### Text provided
-----
Typical E2E scope (e-commerce example):
  ✓ Guest checkout (no account required)
  ✓ Logged-in checkout
  ✓ Apply discount code at checkout
  ✓ Order confirmation email received
  ✓ Order status visible in account history
  ✓ Returns flow (critical revenue path)

Intentionally excluded:
  ✗ Browse products (unit test product listing logic)
  ✗ Filter/sort products (integration test)
  ✗ User profile update (lower criticality, unit testable)
  ✗ Admin order management (internal tool, different risk profile)

Playwright E2E Structure

# conftest.py — shared fixtures for E2E suite
import pytest
from playwright.sync_api import Browser, Page, BrowserContext
import httpx

@pytest.fixture(scope="session")
-----
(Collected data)

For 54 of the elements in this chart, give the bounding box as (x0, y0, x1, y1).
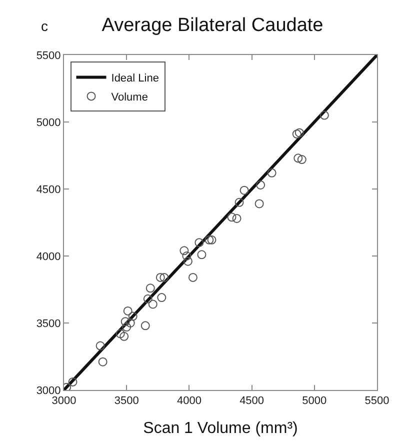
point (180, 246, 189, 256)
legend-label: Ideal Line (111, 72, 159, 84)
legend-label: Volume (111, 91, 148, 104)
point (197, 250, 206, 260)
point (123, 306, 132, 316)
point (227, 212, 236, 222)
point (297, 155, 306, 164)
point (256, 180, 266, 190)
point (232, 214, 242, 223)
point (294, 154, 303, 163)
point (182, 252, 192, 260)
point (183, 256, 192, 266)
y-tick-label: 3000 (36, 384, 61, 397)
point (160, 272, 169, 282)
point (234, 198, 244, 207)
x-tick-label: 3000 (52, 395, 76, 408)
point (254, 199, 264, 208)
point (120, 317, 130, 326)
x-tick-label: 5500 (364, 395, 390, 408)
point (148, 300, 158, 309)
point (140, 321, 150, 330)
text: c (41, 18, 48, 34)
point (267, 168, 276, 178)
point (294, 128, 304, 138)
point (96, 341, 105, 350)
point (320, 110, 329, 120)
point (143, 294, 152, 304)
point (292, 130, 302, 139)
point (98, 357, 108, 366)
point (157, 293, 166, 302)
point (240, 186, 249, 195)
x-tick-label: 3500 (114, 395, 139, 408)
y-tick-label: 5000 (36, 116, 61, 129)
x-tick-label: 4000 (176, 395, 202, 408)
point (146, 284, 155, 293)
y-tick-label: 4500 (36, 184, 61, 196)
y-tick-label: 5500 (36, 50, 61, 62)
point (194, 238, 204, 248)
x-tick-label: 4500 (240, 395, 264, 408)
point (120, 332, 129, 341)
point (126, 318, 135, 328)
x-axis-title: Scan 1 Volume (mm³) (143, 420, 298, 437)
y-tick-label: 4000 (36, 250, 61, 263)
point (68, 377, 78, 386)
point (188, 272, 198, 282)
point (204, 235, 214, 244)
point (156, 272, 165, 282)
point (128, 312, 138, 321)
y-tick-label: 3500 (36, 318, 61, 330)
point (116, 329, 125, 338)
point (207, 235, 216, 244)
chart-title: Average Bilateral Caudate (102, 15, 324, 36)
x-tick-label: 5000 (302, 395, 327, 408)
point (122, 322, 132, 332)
-----
### Set exercise
Answer these questions from the text on end-to-end test scope:
1. What reason is given for leaving out admin order management?
2. Which flow is labeled a critical revenue path?
3. Which module does conftest.py import Browser, Page, and BrowserContext from?

### Finished answer
1. It is an internal tool with a different risk profile.
2. The returns flow.
3. playwright.sync_api